■ Jobs:
- A) In the baseball essay excerpt, what name does the writer give the proposal to provide catered meals to minor leaguers?
- B) From the baseball essay excerpt, extract everything from "The reason can" down to "a 3-2 pitch.".
- C) Write what comes next in the baseball essay, picking up after its final sentence.

■ Source excerpt:
##############################
The reason can be summed up in four short words: “It’s not that simple.” It never is.

It’s such a tempting argument to make, because changing one strikeout to a walk is worth something like half a run, and if you can do that a grand total of once each year for each guy in the lineup, the net benefit is half a win. And signing up everyone on the team for the Coffee of the Month club costs only $19.95 a month. All it takes to justify that expense is a quick explanation of how the coffee will give everyone on the team a little extra focus, and that once in a while, it will allow them to be sharp enough to avoid swinging at ball four on a 3-2 pitch.

It’s entirely possible that some of the ideas that have been floated out there really would be cheap ways to make teams better, and substantially enough that they would be worth the cost. But a simple model of anything often ends up being overly simple. As a vehicle for illustration, allow me to review one of the most harebrained proposals of all, which has the added benefit of being one of my own. I wrote about it a few months ago, suggesting that teams should, instead of providing starvation wages (sometimes literally) in the form of per diem to minor leaguers, they should instead invest (i.e., spend a lot more money) on providing full catered meals to their players at all levels of the minors, both at home and on the road. I call it the “Food for Kids” program.
##############################
■ Material supplied:
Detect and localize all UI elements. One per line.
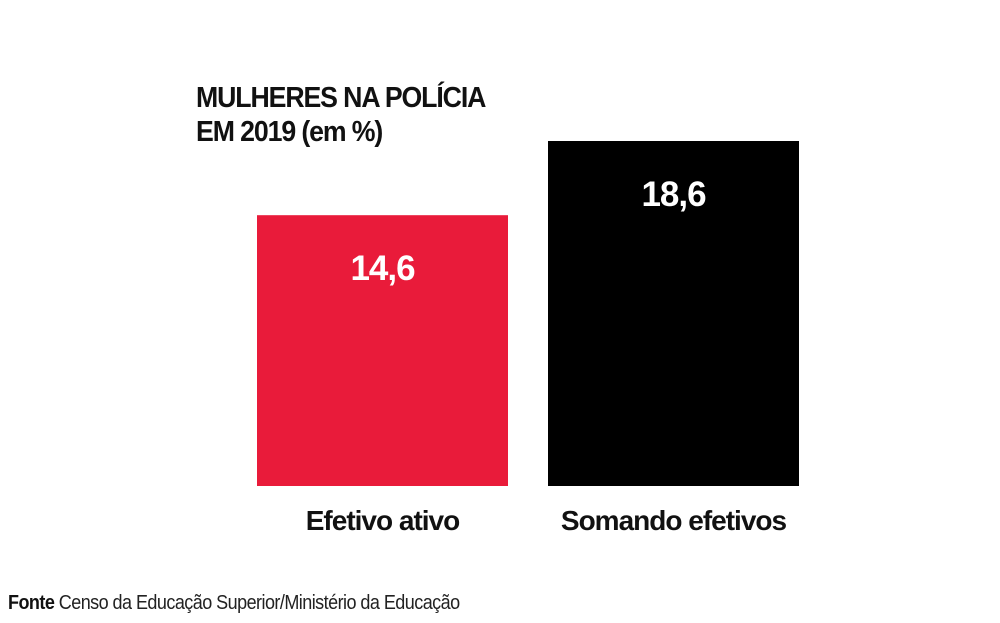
chart-title-line-2: EM 2019 (em %) (196, 116, 383, 148)
category-label-0: Efetivo ativo (306, 505, 460, 536)
source-text: Censo da Educação Superior/Ministério da… (58, 592, 460, 614)
bar-value-label-0: 14,6 (350, 249, 415, 288)
source-label: Fonte (8, 592, 55, 614)
category-label-1: Somando efetivos (561, 505, 787, 536)
bar-value-label-1: 18,6 (641, 175, 706, 214)
bar-0 (257, 215, 508, 486)
chart-title-line-1: MULHERES NA POLÍCIA (196, 82, 486, 114)
source-note: Fonte Censo da Educação Superior/Ministé… (8, 592, 460, 615)
bar-1 (548, 141, 799, 486)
##############################
■ Answer list:
- A) The “Food for Kids” program.

- B)
The reason can be summed up in four short words: “It’s not that simple.” It never is.

It’s such a tempting argument to make, because changing one strikeout to a walk is worth something like half a run, and if you can do that a grand total of once each year for each guy in the lineup, the net benefit is half a win. And signing up everyone on the team for the Coffee of the Month club costs only $19.95 a month. All it takes to justify that expense is a quick explanation of how the coffee will give everyone on the team a little extra focus, and that once in a while, it will allow them to be sharp enough to avoid swinging at ball four on a 3-2 pitch.

- C)
Let’s examine “Food for Kids” with a more critical eye, examining of the issues that have to be overcome after we’ve had the crazy, yet brilliant idea.

That’s a lot of money…
In my original piece, I suggested that the cost of providing catered meals over the course of a year would be something on the order of $1.3 million per year. The exact number isn’t as important as the order of magnitude. It would be something around a million dollars. Believe it or not, even in baseball a million dollars is still a lot of money. Yes, I know that a million dollars buys you a 32-year-old utility infielder who hits .250 with barely passable defense (if you’re lucky) and that even the low-budget teams carry payrolls around 80 million.

I once had a conversation with my brother, who has a master’s degree in finance and put things in a different light. He pointed out that the business model of a baseball team (and a sports franchise in general) is awful. The large majority of your input costs (player salaries) are set in advance and are “hard” costs. You can release a player if he doesn’t perform, but you still owe him his salary until the end of the contract.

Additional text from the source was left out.